= Records for this task =
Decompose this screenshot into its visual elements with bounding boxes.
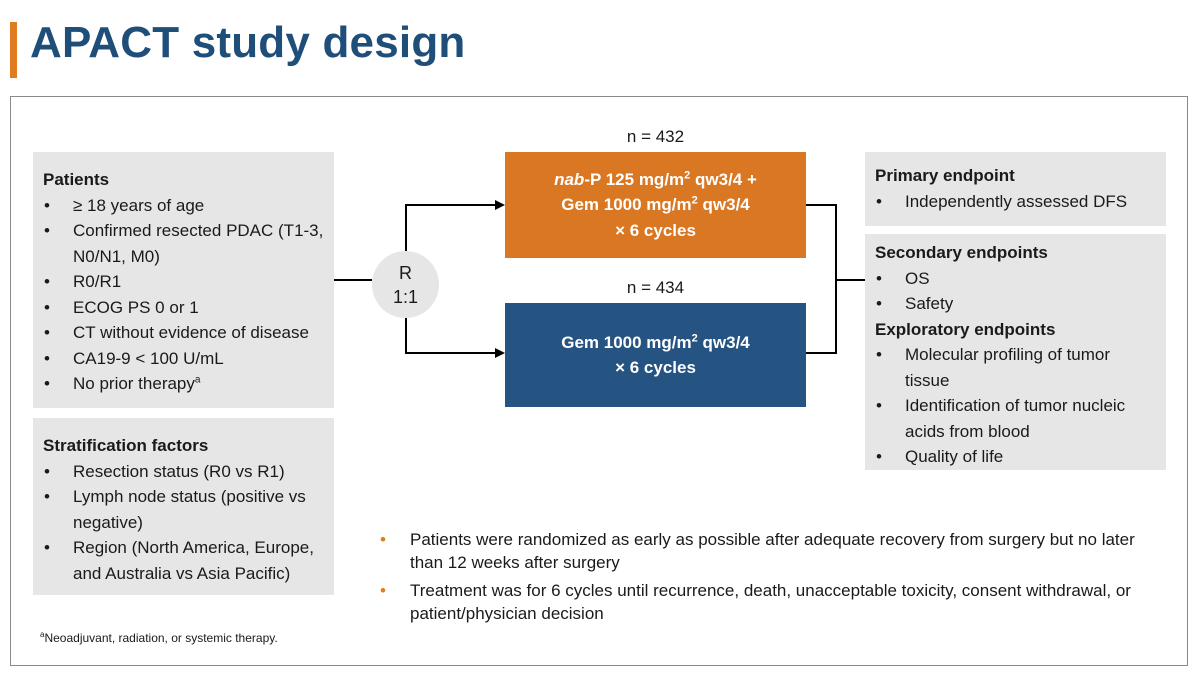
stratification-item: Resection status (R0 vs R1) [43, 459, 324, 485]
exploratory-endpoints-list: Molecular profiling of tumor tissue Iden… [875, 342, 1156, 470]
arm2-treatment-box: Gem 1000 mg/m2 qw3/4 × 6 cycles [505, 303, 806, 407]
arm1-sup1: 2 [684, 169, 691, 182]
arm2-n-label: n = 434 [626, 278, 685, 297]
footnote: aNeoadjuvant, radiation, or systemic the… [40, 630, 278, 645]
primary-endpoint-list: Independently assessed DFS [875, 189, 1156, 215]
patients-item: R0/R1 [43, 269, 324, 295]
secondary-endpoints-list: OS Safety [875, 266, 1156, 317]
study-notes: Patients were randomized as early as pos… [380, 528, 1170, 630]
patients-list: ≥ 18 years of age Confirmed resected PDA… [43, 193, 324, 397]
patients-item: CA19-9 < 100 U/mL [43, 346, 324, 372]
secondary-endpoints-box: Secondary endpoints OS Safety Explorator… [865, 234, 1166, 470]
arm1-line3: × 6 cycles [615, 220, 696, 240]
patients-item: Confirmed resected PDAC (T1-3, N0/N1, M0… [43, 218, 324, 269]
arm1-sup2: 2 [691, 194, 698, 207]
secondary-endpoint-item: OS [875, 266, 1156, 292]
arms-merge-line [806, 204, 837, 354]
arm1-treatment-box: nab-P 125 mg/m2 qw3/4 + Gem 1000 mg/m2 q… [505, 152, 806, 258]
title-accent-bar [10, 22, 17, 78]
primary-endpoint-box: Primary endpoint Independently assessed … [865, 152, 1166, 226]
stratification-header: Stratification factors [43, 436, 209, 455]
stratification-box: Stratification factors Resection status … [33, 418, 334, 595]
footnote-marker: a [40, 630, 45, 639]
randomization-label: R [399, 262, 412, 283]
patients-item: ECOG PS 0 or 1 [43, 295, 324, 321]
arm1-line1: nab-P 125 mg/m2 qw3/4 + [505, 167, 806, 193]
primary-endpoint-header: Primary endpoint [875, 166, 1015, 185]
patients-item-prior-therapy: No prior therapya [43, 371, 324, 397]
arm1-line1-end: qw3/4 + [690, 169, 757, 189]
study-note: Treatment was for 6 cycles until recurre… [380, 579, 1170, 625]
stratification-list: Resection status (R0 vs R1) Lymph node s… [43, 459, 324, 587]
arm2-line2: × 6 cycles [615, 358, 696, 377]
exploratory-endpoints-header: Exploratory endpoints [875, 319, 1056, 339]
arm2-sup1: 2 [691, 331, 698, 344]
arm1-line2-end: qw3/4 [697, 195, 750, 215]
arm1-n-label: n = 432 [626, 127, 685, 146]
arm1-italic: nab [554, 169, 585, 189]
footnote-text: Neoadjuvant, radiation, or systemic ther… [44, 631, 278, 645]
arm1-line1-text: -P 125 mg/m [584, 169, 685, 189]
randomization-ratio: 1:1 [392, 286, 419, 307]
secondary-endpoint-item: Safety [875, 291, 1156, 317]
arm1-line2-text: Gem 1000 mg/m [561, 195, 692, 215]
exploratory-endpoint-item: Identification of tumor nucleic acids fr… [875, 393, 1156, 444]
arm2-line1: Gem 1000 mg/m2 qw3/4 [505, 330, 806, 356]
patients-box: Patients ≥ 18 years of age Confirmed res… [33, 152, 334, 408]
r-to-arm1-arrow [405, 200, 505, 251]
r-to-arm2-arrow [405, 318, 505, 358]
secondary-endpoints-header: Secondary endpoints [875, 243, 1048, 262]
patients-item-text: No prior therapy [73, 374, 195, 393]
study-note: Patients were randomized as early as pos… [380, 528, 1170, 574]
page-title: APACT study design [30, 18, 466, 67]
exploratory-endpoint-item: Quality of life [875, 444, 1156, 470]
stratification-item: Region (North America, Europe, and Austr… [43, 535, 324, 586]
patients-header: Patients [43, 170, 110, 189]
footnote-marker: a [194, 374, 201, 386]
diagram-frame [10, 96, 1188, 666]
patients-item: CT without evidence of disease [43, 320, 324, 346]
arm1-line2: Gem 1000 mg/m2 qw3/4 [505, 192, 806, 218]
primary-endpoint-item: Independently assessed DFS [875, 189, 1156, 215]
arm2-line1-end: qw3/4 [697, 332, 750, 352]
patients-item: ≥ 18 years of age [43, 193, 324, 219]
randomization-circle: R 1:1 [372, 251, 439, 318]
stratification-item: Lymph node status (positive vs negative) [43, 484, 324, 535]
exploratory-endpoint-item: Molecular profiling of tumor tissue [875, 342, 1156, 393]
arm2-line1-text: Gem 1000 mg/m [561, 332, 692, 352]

--

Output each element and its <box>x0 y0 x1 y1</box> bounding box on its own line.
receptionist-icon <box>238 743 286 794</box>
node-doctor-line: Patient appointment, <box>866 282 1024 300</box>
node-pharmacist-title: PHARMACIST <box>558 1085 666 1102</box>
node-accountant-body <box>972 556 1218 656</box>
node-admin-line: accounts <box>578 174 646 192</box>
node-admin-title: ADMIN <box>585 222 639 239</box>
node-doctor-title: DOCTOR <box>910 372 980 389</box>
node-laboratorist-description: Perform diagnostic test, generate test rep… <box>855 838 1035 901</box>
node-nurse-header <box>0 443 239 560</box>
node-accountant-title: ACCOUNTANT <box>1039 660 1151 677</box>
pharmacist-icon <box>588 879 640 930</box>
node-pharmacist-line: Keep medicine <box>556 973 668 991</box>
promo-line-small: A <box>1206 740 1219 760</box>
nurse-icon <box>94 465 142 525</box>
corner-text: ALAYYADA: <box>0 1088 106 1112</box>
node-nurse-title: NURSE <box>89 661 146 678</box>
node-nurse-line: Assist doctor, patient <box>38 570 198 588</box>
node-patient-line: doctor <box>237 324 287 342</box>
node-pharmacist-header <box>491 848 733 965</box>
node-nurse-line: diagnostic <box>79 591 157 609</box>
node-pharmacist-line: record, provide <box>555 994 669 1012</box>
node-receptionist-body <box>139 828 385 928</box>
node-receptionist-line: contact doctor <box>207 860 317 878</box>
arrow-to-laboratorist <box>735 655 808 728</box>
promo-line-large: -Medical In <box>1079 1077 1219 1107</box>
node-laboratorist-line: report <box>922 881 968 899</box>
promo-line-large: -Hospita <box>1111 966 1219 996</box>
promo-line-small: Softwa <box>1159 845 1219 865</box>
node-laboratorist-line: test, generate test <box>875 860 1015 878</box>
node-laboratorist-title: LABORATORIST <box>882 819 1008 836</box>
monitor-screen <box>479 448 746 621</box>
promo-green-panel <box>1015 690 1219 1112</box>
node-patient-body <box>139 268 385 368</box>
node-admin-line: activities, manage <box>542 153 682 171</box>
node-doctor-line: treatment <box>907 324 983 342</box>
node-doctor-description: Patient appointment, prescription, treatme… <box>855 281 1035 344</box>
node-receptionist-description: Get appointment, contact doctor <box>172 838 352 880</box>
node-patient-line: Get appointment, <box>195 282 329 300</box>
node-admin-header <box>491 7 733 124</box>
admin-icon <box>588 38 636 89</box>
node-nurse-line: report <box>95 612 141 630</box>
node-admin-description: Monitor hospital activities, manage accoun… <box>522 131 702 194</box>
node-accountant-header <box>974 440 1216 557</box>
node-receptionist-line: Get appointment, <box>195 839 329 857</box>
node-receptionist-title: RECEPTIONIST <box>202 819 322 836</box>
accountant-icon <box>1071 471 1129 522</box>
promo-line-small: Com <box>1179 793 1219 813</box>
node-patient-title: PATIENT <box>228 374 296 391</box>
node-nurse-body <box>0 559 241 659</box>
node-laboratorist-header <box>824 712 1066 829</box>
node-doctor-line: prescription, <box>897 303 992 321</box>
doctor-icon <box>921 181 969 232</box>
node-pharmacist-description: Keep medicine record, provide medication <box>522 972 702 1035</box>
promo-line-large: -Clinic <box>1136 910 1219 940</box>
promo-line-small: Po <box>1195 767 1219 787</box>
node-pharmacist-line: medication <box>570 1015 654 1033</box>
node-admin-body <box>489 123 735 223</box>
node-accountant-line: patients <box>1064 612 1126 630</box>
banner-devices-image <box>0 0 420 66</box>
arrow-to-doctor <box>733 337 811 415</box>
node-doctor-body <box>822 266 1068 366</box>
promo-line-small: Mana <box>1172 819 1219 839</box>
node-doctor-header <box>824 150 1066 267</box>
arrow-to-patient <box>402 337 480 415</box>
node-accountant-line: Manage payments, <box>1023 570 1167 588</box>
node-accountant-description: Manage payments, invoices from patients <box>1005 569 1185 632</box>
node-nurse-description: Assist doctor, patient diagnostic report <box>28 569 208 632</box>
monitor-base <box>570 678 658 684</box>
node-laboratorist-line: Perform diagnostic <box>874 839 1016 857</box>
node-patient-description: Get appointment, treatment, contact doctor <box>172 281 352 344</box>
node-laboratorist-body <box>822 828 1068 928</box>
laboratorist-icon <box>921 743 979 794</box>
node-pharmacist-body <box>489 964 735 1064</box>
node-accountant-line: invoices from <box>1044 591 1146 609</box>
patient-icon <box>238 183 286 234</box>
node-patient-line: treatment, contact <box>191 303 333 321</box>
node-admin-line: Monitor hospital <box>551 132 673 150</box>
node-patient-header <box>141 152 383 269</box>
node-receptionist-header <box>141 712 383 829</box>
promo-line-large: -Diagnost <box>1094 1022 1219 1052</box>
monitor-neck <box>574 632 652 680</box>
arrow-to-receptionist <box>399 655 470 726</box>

= What you will do =
The expected output is one number: how many lines of the data above hold the string "tumor".

= Output for this exercise =
3